The task:
Gather the lines from the material that contain "this".

** start Data to use **

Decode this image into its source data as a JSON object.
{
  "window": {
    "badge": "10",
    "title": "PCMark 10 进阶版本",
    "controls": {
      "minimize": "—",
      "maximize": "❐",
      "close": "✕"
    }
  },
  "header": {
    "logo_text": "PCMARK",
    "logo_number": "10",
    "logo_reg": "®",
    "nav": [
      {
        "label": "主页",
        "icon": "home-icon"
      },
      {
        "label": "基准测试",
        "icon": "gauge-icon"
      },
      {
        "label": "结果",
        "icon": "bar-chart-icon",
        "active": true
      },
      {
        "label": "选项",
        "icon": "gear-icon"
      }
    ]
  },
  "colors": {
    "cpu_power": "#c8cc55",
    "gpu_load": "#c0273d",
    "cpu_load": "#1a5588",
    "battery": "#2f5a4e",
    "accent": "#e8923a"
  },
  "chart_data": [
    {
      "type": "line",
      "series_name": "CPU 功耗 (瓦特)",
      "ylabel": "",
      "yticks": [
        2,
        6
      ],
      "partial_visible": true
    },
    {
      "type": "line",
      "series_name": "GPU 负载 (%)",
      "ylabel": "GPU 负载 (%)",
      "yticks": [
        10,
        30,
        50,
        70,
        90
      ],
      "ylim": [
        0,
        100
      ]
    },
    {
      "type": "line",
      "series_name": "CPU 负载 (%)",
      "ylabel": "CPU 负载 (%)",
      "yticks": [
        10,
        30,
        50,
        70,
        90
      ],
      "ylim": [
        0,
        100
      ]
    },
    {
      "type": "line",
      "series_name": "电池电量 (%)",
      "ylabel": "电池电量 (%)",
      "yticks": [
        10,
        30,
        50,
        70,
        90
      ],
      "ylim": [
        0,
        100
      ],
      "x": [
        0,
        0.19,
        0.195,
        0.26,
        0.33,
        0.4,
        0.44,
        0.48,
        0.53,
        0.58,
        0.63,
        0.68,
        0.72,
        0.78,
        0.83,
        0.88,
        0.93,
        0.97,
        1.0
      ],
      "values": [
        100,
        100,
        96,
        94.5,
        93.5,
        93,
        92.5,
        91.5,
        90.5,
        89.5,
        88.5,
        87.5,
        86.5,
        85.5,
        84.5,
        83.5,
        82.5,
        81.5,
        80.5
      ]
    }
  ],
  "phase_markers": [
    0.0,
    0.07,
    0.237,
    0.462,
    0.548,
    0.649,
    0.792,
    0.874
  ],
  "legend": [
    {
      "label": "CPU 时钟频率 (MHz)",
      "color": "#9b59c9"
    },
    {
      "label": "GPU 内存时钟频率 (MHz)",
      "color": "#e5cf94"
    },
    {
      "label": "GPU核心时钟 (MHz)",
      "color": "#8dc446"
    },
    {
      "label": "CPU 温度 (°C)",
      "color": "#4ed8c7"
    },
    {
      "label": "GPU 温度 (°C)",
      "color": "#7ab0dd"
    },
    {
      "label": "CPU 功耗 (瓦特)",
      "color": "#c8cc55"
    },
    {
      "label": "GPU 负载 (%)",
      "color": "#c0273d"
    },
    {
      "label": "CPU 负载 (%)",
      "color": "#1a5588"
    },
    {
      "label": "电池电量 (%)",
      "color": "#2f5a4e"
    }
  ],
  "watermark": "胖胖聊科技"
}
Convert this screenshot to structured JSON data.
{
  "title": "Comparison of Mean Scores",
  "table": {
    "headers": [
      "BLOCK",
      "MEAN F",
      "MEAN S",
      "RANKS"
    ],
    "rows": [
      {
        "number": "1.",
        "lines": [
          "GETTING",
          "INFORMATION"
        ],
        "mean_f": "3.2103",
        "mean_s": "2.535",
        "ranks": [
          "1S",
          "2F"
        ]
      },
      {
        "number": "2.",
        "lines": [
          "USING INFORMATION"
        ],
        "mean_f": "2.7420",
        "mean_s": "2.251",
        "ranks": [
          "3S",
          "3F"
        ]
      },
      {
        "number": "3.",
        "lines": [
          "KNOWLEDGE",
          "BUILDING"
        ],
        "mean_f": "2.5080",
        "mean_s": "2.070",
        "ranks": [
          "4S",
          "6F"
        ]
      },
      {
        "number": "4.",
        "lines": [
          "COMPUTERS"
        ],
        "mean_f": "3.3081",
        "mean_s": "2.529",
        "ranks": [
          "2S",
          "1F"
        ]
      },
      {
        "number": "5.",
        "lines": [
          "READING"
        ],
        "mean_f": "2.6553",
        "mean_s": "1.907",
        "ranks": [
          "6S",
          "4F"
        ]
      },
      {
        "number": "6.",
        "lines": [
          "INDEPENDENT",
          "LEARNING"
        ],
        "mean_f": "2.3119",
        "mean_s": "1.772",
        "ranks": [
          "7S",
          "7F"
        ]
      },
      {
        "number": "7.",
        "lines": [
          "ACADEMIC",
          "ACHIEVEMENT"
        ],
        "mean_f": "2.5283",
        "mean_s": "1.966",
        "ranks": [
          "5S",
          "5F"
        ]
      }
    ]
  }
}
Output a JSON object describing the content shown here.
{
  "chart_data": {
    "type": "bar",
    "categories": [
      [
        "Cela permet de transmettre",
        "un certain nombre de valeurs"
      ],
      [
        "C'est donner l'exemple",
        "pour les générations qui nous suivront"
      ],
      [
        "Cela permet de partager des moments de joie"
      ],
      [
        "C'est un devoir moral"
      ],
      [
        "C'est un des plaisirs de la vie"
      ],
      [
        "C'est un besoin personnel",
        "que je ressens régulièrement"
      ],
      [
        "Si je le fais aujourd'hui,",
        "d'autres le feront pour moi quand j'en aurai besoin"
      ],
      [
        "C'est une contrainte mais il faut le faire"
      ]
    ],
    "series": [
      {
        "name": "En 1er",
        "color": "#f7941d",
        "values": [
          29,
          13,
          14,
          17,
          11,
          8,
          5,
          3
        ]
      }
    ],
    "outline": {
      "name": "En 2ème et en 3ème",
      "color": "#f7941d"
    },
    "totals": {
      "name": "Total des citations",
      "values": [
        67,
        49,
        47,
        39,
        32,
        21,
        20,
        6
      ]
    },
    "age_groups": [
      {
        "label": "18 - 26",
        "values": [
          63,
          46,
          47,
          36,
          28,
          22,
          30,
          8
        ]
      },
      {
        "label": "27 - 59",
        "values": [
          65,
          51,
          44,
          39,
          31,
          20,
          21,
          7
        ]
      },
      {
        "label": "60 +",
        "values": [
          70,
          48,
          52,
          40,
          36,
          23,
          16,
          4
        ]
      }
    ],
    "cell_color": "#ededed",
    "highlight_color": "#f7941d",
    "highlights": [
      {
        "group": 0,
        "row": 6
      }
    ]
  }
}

** end Data to use **

Task solution:
Decode this image into its source data as a JSON object.
Convert this screenshot to structured JSON data.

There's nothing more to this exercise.